=== RICHIESTA SCRITTA ===
Riproduca tutte le righe del materiale sostituendo "legend-label" con "legend-text" e lasciando invariato tutto il resto.

● ● ● ● ●

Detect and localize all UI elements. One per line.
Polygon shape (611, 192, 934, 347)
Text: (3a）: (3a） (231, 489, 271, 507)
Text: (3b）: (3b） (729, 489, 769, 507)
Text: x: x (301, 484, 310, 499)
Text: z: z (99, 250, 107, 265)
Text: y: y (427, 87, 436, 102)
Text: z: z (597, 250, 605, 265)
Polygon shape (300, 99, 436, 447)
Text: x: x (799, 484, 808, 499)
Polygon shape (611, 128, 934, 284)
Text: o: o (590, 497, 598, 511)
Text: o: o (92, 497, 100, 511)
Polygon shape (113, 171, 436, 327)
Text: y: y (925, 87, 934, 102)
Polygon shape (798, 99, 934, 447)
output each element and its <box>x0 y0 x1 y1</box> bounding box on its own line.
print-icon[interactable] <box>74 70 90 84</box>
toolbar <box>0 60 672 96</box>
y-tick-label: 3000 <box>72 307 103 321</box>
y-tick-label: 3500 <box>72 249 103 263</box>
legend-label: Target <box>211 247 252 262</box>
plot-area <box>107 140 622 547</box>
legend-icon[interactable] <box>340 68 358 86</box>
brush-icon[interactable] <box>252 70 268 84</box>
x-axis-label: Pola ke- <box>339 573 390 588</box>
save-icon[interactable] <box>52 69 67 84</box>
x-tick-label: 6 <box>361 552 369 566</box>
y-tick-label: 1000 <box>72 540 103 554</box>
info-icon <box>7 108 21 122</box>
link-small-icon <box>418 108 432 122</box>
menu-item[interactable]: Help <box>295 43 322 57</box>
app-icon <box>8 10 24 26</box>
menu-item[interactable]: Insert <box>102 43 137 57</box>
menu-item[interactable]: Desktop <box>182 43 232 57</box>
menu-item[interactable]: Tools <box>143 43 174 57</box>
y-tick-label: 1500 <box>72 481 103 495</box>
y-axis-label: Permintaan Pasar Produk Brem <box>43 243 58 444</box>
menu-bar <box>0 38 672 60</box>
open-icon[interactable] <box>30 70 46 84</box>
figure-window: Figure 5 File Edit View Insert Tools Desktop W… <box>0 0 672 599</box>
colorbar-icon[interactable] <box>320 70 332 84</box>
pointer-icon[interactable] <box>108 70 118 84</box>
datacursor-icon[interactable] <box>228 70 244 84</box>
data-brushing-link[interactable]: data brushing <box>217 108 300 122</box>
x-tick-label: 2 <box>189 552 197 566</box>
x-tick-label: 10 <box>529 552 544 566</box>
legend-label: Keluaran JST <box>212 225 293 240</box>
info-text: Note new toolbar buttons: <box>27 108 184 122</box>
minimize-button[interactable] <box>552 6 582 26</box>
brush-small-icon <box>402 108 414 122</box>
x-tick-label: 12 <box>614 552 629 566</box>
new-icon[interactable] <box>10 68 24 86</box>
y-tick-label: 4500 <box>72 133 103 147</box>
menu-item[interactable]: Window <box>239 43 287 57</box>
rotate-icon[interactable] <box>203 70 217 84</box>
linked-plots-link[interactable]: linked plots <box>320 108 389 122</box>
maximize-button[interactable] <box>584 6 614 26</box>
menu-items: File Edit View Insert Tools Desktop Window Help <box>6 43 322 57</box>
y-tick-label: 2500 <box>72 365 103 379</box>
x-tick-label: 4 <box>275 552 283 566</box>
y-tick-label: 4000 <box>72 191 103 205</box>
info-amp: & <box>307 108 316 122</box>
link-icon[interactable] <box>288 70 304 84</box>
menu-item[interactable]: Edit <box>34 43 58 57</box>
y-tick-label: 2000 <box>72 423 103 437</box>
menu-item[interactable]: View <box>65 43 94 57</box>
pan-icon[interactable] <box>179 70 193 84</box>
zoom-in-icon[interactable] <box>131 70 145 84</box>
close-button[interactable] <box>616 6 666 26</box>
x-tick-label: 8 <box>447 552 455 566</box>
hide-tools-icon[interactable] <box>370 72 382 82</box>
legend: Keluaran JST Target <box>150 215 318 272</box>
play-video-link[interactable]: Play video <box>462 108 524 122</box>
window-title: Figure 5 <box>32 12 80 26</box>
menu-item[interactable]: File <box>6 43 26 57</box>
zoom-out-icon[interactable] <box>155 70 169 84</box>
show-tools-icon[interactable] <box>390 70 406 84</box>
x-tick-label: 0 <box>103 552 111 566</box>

● ● ● ● ●

=== SOLUZIONE DEL PROBLEMA ===
Detect and localize all UI elements. One per line.
Polygon shape (611, 192, 934, 347)
Text: (3a）: (3a） (231, 489, 271, 507)
Text: (3b）: (3b） (729, 489, 769, 507)
Text: x: x (301, 484, 310, 499)
Text: z: z (99, 250, 107, 265)
Text: y: y (427, 87, 436, 102)
Text: z: z (597, 250, 605, 265)
Polygon shape (300, 99, 436, 447)
Text: x: x (799, 484, 808, 499)
Polygon shape (611, 128, 934, 284)
Text: o: o (590, 497, 598, 511)
Text: o: o (92, 497, 100, 511)
Polygon shape (113, 171, 436, 327)
Text: y: y (925, 87, 934, 102)
Polygon shape (798, 99, 934, 447)
output each element and its <box>x0 y0 x1 y1</box> bounding box on its own line.
print-icon[interactable] <box>74 70 90 84</box>
toolbar <box>0 60 672 96</box>
y-tick-label: 3000 <box>72 307 103 321</box>
y-tick-label: 3500 <box>72 249 103 263</box>
legend-text: Target <box>211 247 252 262</box>
plot-area <box>107 140 622 547</box>
legend-icon[interactable] <box>340 68 358 86</box>
brush-icon[interactable] <box>252 70 268 84</box>
x-axis-label: Pola ke- <box>339 573 390 588</box>
save-icon[interactable] <box>52 69 67 84</box>
x-tick-label: 6 <box>361 552 369 566</box>
y-tick-label: 1000 <box>72 540 103 554</box>
info-icon <box>7 108 21 122</box>
link-small-icon <box>418 108 432 122</box>
menu-item[interactable]: Help <box>295 43 322 57</box>
app-icon <box>8 10 24 26</box>
menu-item[interactable]: Insert <box>102 43 137 57</box>
menu-item[interactable]: Desktop <box>182 43 232 57</box>
menu-item[interactable]: Tools <box>143 43 174 57</box>
y-tick-label: 1500 <box>72 481 103 495</box>
y-axis-label: Permintaan Pasar Produk Brem <box>43 243 58 444</box>
menu-bar <box>0 38 672 60</box>
open-icon[interactable] <box>30 70 46 84</box>
figure-window: Figure 5 File Edit View Insert Tools Desktop W… <box>0 0 672 599</box>
colorbar-icon[interactable] <box>320 70 332 84</box>
pointer-icon[interactable] <box>108 70 118 84</box>
datacursor-icon[interactable] <box>228 70 244 84</box>
data-brushing-link[interactable]: data brushing <box>217 108 300 122</box>
x-tick-label: 2 <box>189 552 197 566</box>
x-tick-label: 10 <box>529 552 544 566</box>
legend-text: Keluaran JST <box>212 225 293 240</box>
info-text: Note new toolbar buttons: <box>27 108 184 122</box>
minimize-button[interactable] <box>552 6 582 26</box>
brush-small-icon <box>402 108 414 122</box>
x-tick-label: 12 <box>614 552 629 566</box>
new-icon[interactable] <box>10 68 24 86</box>
y-tick-label: 4500 <box>72 133 103 147</box>
menu-item[interactable]: Window <box>239 43 287 57</box>
rotate-icon[interactable] <box>203 70 217 84</box>
linked-plots-link[interactable]: linked plots <box>320 108 389 122</box>
maximize-button[interactable] <box>584 6 614 26</box>
menu-items: File Edit View Insert Tools Desktop Window Help <box>6 43 322 57</box>
y-tick-label: 2500 <box>72 365 103 379</box>
x-tick-label: 4 <box>275 552 283 566</box>
y-tick-label: 4000 <box>72 191 103 205</box>
info-amp: & <box>307 108 316 122</box>
link-icon[interactable] <box>288 70 304 84</box>
menu-item[interactable]: Edit <box>34 43 58 57</box>
y-tick-label: 2000 <box>72 423 103 437</box>
menu-item[interactable]: View <box>65 43 94 57</box>
pan-icon[interactable] <box>179 70 193 84</box>
zoom-in-icon[interactable] <box>131 70 145 84</box>
close-button[interactable] <box>616 6 666 26</box>
x-tick-label: 8 <box>447 552 455 566</box>
hide-tools-icon[interactable] <box>370 72 382 82</box>
legend: Keluaran JST Target <box>150 215 318 272</box>
play-video-link[interactable]: Play video <box>462 108 524 122</box>
window-title: Figure 5 <box>32 12 80 26</box>
menu-item[interactable]: File <box>6 43 26 57</box>
zoom-out-icon[interactable] <box>155 70 169 84</box>
show-tools-icon[interactable] <box>390 70 406 84</box>
x-tick-label: 0 <box>103 552 111 566</box>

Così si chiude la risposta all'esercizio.